• **DATASET RECORDS**:
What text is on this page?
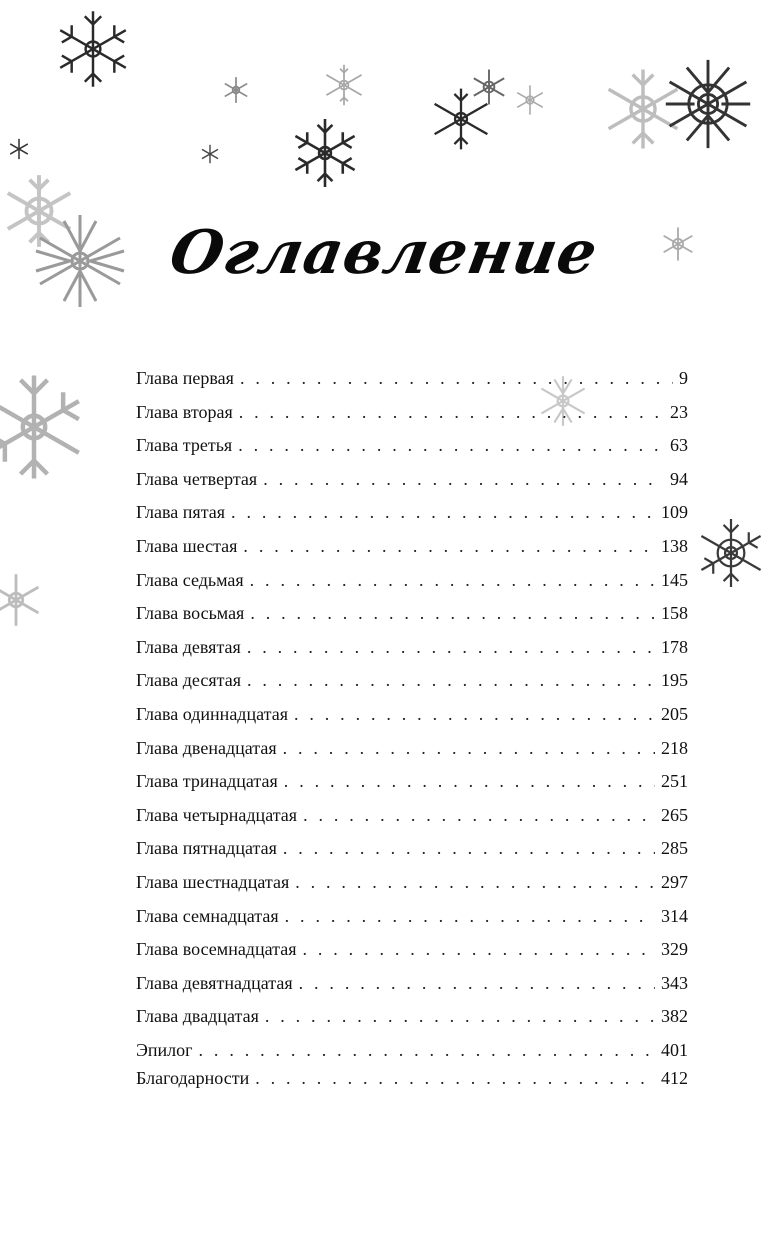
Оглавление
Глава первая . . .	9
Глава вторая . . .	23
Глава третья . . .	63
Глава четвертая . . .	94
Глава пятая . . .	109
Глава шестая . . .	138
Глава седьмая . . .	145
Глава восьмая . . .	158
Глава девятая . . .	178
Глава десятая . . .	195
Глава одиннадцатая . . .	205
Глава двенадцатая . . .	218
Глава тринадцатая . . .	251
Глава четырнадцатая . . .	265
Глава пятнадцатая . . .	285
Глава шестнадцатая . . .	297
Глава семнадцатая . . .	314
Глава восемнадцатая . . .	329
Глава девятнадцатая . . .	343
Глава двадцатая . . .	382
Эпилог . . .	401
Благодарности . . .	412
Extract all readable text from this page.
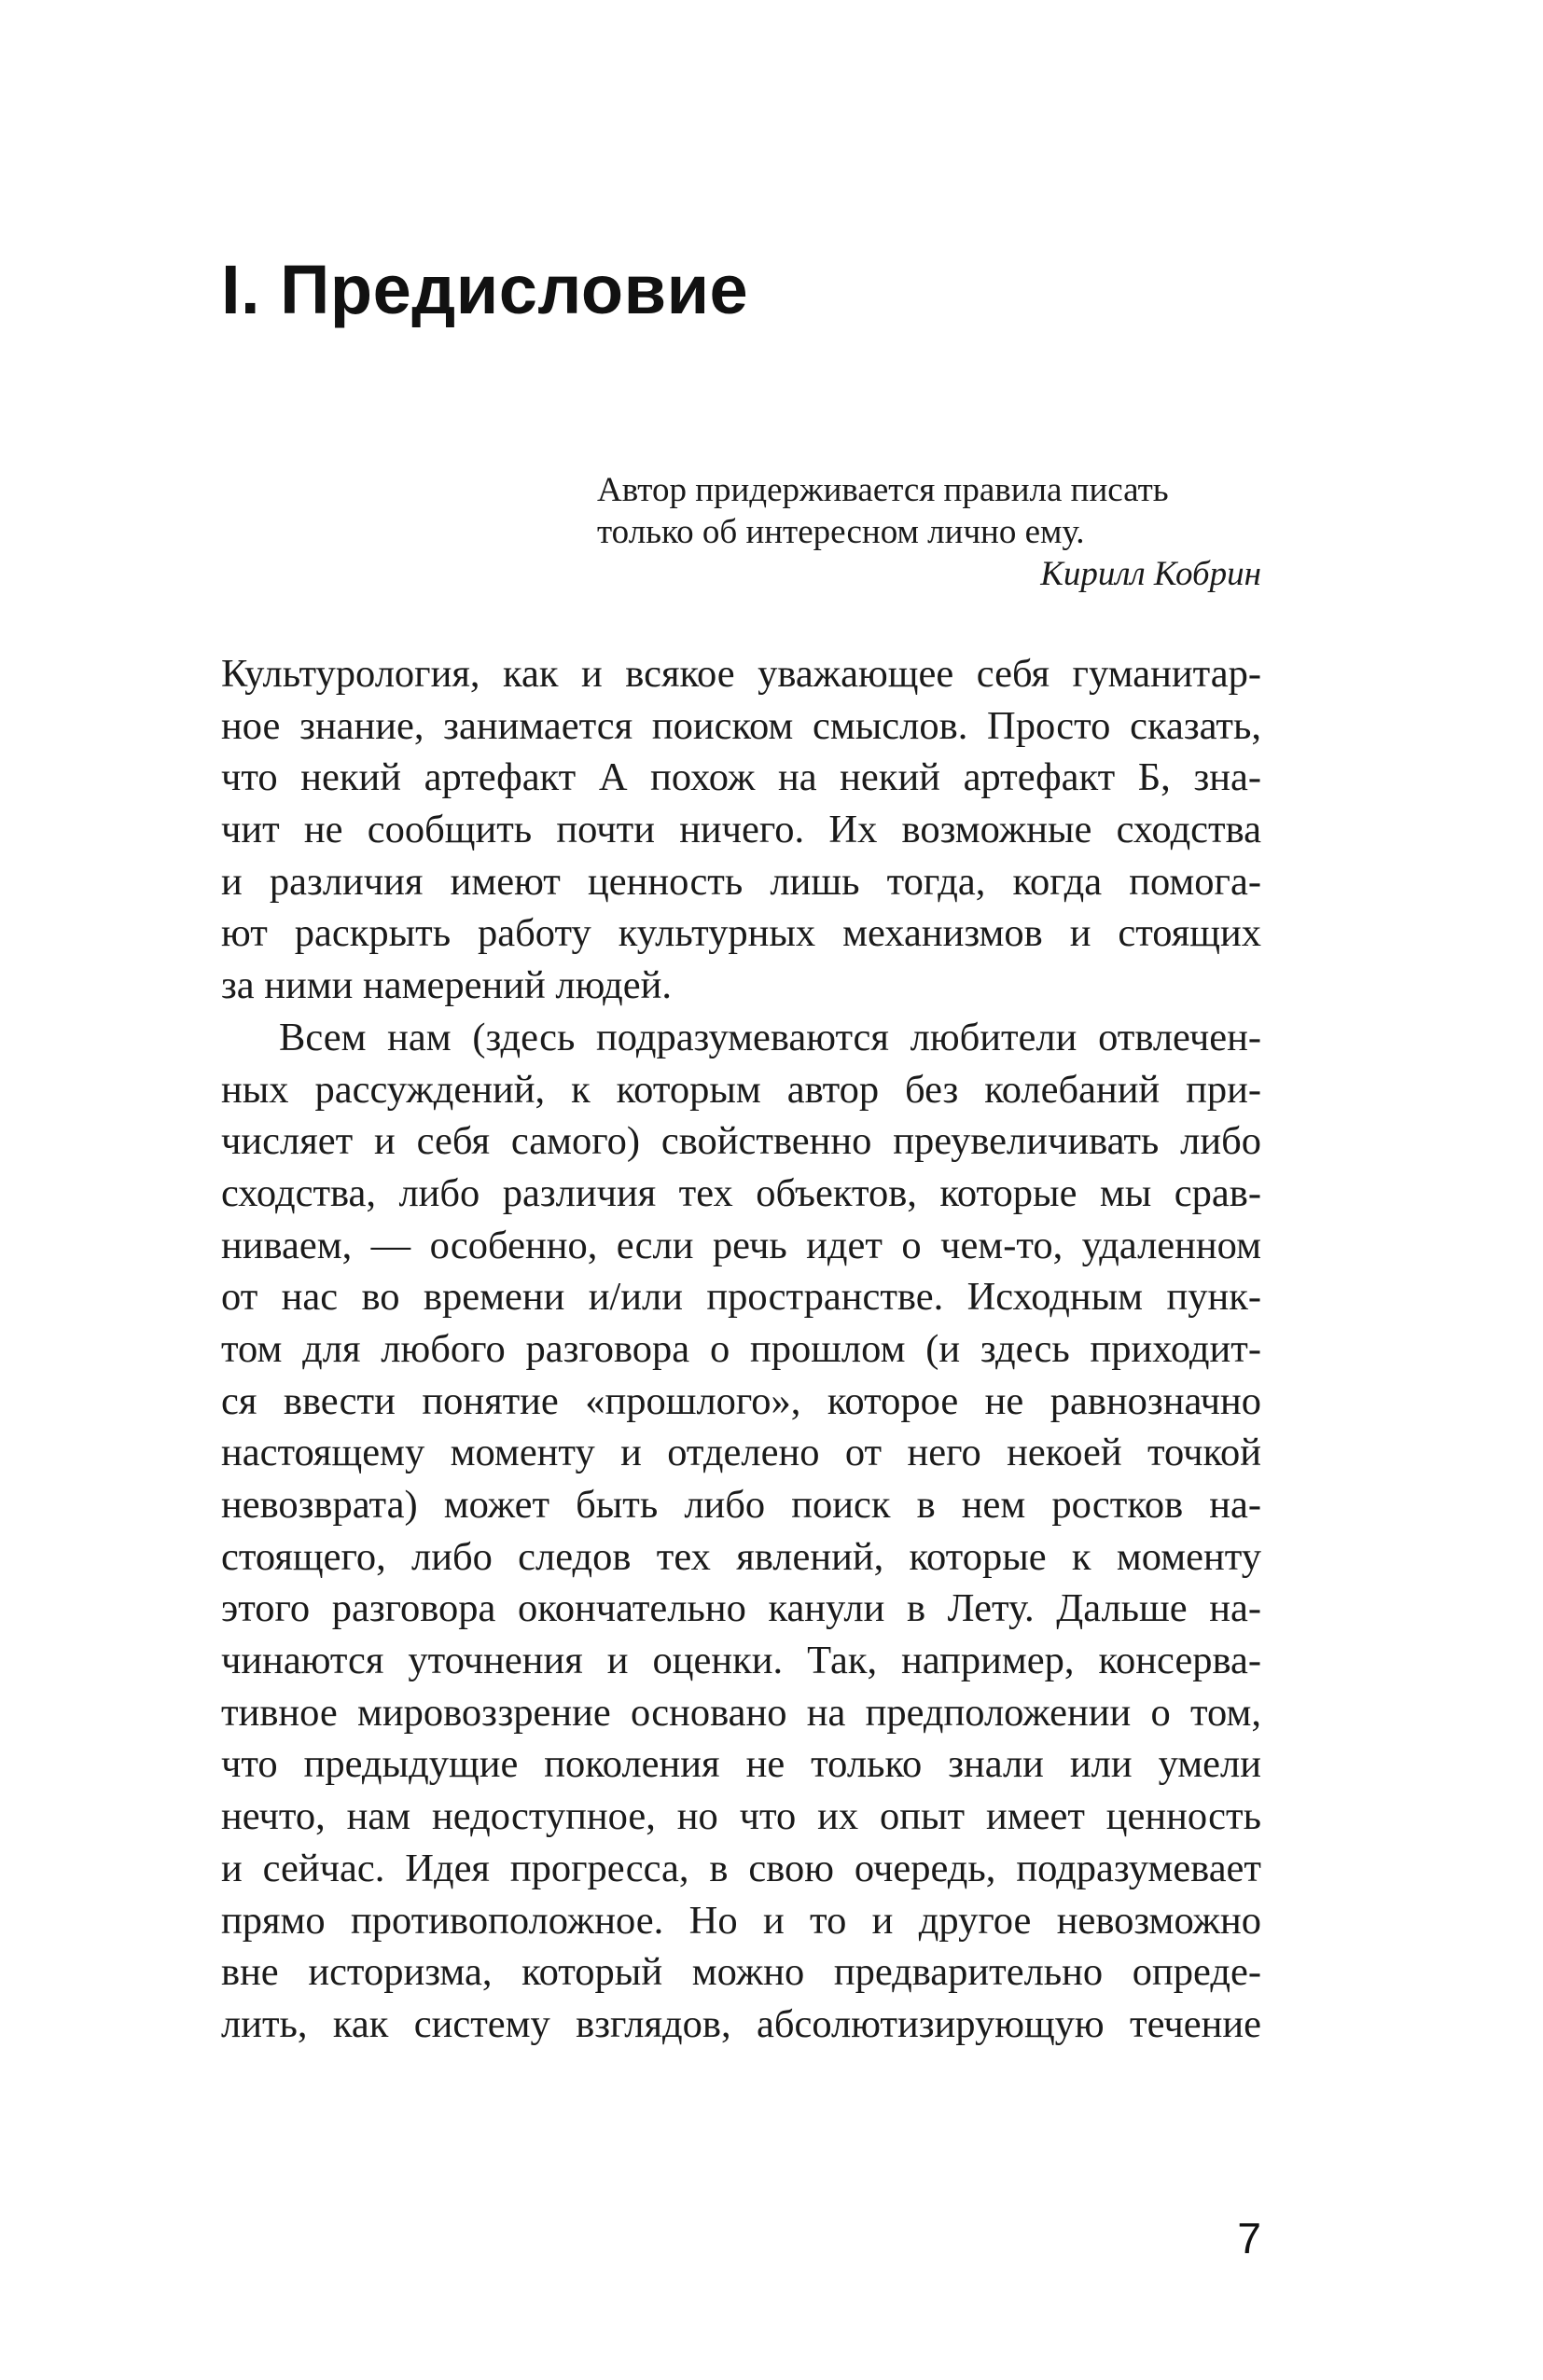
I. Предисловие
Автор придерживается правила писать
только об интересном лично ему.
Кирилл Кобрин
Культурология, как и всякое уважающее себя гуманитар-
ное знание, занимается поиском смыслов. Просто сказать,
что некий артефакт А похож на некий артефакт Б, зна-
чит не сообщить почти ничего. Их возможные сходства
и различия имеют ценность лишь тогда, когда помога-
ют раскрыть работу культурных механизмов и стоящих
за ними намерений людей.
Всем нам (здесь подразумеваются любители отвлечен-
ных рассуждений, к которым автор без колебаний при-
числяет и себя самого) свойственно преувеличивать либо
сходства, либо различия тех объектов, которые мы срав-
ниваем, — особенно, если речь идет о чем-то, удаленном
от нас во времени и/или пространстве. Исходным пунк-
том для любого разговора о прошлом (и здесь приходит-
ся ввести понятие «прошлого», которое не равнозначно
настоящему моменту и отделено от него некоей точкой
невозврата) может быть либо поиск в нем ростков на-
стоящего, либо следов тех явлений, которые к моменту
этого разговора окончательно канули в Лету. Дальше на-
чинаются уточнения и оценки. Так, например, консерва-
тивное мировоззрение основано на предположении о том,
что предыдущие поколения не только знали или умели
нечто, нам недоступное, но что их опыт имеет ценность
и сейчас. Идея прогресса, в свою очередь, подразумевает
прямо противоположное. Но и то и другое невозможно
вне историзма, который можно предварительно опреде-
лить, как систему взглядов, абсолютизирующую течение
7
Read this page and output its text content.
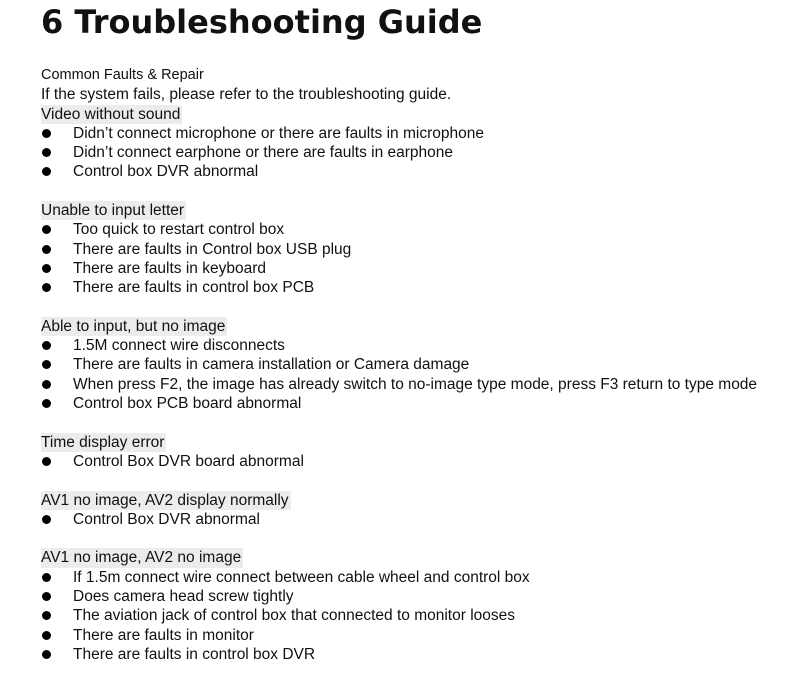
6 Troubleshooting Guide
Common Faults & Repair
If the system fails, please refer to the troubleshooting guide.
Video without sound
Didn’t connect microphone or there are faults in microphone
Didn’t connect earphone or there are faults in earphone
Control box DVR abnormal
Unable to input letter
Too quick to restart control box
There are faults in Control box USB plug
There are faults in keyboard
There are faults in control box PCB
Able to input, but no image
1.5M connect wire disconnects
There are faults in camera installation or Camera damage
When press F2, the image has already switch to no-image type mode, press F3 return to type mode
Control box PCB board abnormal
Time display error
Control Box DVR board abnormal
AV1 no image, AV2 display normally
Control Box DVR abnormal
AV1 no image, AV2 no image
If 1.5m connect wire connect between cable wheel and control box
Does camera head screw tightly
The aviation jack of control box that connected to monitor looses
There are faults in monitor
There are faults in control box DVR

• **REQUIREMENTS**: Count up the lines in the listing that hold the word "text", and give that number only.

• **SOLVED EXERCISE**: 3